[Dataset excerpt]
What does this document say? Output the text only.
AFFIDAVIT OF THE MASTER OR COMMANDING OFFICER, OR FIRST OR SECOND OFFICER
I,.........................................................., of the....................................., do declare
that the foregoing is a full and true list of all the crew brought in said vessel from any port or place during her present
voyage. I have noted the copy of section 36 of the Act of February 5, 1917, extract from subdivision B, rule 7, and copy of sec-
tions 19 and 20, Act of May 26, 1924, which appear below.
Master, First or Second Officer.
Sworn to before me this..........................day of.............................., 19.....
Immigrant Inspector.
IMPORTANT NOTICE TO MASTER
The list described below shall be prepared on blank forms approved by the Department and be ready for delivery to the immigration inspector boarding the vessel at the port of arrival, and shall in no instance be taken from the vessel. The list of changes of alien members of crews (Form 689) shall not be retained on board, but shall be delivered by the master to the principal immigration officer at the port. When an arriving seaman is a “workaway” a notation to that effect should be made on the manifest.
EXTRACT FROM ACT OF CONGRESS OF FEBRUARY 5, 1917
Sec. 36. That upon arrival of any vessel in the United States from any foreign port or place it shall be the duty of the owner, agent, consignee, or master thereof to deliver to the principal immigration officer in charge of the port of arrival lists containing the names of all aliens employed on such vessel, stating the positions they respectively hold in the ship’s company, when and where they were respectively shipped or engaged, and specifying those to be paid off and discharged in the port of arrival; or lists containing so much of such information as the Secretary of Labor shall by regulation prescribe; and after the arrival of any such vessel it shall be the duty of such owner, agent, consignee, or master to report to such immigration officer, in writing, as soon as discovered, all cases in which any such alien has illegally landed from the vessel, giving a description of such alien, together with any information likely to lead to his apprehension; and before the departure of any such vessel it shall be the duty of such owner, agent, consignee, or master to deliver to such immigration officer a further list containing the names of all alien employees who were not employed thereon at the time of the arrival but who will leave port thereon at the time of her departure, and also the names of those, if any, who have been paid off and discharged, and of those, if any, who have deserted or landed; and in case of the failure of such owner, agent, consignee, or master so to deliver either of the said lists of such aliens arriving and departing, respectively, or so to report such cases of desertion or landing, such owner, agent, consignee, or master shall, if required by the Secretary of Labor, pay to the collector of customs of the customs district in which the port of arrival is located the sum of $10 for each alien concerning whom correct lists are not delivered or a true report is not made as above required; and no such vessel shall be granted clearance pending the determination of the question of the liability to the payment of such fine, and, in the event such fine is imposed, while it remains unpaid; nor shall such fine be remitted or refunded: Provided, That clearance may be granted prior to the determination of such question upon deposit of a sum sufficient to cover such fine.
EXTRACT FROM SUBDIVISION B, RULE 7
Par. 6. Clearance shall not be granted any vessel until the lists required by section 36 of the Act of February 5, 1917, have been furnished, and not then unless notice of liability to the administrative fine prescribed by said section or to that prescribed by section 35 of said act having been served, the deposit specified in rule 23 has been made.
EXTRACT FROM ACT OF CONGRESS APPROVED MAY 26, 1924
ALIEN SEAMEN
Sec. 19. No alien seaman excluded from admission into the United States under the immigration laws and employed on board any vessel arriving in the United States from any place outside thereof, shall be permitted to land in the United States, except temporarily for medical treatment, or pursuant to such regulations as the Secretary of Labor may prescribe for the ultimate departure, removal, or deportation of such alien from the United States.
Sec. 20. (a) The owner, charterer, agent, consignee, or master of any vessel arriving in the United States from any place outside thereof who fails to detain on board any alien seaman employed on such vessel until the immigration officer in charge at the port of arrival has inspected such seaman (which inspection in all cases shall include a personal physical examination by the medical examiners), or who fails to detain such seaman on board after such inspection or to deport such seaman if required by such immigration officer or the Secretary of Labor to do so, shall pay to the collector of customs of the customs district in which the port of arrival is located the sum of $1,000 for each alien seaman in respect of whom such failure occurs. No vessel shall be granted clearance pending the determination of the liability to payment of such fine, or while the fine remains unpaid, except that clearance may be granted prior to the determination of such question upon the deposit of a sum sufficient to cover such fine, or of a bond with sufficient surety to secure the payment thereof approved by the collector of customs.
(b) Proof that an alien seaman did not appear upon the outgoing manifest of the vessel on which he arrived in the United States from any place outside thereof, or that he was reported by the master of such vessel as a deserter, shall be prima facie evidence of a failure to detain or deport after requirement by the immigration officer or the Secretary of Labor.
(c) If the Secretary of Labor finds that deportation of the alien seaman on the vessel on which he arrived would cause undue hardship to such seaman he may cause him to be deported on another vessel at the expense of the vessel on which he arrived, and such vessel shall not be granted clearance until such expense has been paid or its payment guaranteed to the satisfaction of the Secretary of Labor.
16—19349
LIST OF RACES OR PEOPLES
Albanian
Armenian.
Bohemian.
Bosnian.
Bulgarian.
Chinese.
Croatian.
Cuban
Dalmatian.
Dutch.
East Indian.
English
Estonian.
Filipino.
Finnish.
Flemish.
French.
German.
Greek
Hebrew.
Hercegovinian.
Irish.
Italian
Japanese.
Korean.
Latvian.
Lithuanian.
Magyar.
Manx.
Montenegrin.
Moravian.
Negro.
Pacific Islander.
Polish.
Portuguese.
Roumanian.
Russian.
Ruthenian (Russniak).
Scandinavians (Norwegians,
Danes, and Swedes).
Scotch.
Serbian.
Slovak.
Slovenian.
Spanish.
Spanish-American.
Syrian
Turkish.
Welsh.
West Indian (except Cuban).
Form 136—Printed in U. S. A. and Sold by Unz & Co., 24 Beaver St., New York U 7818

## WORK INSTRUCTIONS
Copy out each record exactly as given, omitting none.

## PROBLEM SOLUTION
What does this document say? Output the text only.
AFFIDAVIT OF THE MASTER OR COMMANDING OFFICER, OR FIRST OR SECOND OFFICER
I,.........................................................., of the....................................., do declare
that the foregoing is a full and true list of all the crew brought in said vessel from any port or place during her present
voyage. I have noted the copy of section 36 of the Act of February 5, 1917, extract from subdivision B, rule 7, and copy of sec-
tions 19 and 20, Act of May 26, 1924, which appear below.
Master, First or Second Officer.
Sworn to before me this..........................day of.............................., 19.....
Immigrant Inspector.
IMPORTANT NOTICE TO MASTER
The list described below shall be prepared on blank forms approved by the Department and be ready for delivery to the immigration inspector boarding the vessel at the port of arrival, and shall in no instance be taken from the vessel. The list of changes of alien members of crews (Form 689) shall not be retained on board, but shall be delivered by the master to the principal immigration officer at the port. When an arriving seaman is a “workaway” a notation to that effect should be made on the manifest.
EXTRACT FROM ACT OF CONGRESS OF FEBRUARY 5, 1917
Sec. 36. That upon arrival of any vessel in the United States from any foreign port or place it shall be the duty of the owner, agent, consignee, or master thereof to deliver to the principal immigration officer in charge of the port of arrival lists containing the names of all aliens employed on such vessel, stating the positions they respectively hold in the ship’s company, when and where they were respectively shipped or engaged, and specifying those to be paid off and discharged in the port of arrival; or lists containing so much of such information as the Secretary of Labor shall by regulation prescribe; and after the arrival of any such vessel it shall be the duty of such owner, agent, consignee, or master to report to such immigration officer, in writing, as soon as discovered, all cases in which any such alien has illegally landed from the vessel, giving a description of such alien, together with any information likely to lead to his apprehension; and before the departure of any such vessel it shall be the duty of such owner, agent, consignee, or master to deliver to such immigration officer a further list containing the names of all alien employees who were not employed thereon at the time of the arrival but who will leave port thereon at the time of her departure, and also the names of those, if any, who have been paid off and discharged, and of those, if any, who have deserted or landed; and in case of the failure of such owner, agent, consignee, or master so to deliver either of the said lists of such aliens arriving and departing, respectively, or so to report such cases of desertion or landing, such owner, agent, consignee, or master shall, if required by the Secretary of Labor, pay to the collector of customs of the customs district in which the port of arrival is located the sum of $10 for each alien concerning whom correct lists are not delivered or a true report is not made as above required; and no such vessel shall be granted clearance pending the determination of the question of the liability to the payment of such fine, and, in the event such fine is imposed, while it remains unpaid; nor shall such fine be remitted or refunded: Provided, That clearance may be granted prior to the determination of such question upon deposit of a sum sufficient to cover such fine.
EXTRACT FROM SUBDIVISION B, RULE 7
Par. 6. Clearance shall not be granted any vessel until the lists required by section 36 of the Act of February 5, 1917, have been furnished, and not then unless notice of liability to the administrative fine prescribed by said section or to that prescribed by section 35 of said act having been served, the deposit specified in rule 23 has been made.
EXTRACT FROM ACT OF CONGRESS APPROVED MAY 26, 1924
ALIEN SEAMEN
Sec. 19. No alien seaman excluded from admission into the United States under the immigration laws and employed on board any vessel arriving in the United States from any place outside thereof, shall be permitted to land in the United States, except temporarily for medical treatment, or pursuant to such regulations as the Secretary of Labor may prescribe for the ultimate departure, removal, or deportation of such alien from the United States.
Sec. 20. (a) The owner, charterer, agent, consignee, or master of any vessel arriving in the United States from any place outside thereof who fails to detain on board any alien seaman employed on such vessel until the immigration officer in charge at the port of arrival has inspected such seaman (which inspection in all cases shall include a personal physical examination by the medical examiners), or who fails to detain such seaman on board after such inspection or to deport such seaman if required by such immigration officer or the Secretary of Labor to do so, shall pay to the collector of customs of the customs district in which the port of arrival is located the sum of $1,000 for each alien seaman in respect of whom such failure occurs. No vessel shall be granted clearance pending the determination of the liability to payment of such fine, or while the fine remains unpaid, except that clearance may be granted prior to the determination of such question upon the deposit of a sum sufficient to cover such fine, or of a bond with sufficient surety to secure the payment thereof approved by the collector of customs.
(b) Proof that an alien seaman did not appear upon the outgoing manifest of the vessel on which he arrived in the United States from any place outside thereof, or that he was reported by the master of such vessel as a deserter, shall be prima facie evidence of a failure to detain or deport after requirement by the immigration officer or the Secretary of Labor.
(c) If the Secretary of Labor finds that deportation of the alien seaman on the vessel on which he arrived would cause undue hardship to such seaman he may cause him to be deported on another vessel at the expense of the vessel on which he arrived, and such vessel shall not be granted clearance until such expense has been paid or its payment guaranteed to the satisfaction of the Secretary of Labor.
16—19349
LIST OF RACES OR PEOPLES
Albanian
Armenian.
Bohemian.
Bosnian.
Bulgarian.
Chinese.
Croatian.
Cuban
Dalmatian.
Dutch.
East Indian.
English
Estonian.
Filipino.
Finnish.
Flemish.
French.
German.
Greek
Hebrew.
Hercegovinian.
Irish.
Italian
Japanese.
Korean.
Latvian.
Lithuanian.
Magyar.
Manx.
Montenegrin.
Moravian.
Negro.
Pacific Islander.
Polish.
Portuguese.
Roumanian.
Russian.
Ruthenian (Russniak).
Scandinavians (Norwegians,
Danes, and Swedes).
Scotch.
Serbian.
Slovak.
Slovenian.
Spanish.
Spanish-American.
Syrian
Turkish.
Welsh.
West Indian (except Cuban).
Form 136—Printed in U. S. A. and Sold by Unz & Co., 24 Beaver St., New York U 7818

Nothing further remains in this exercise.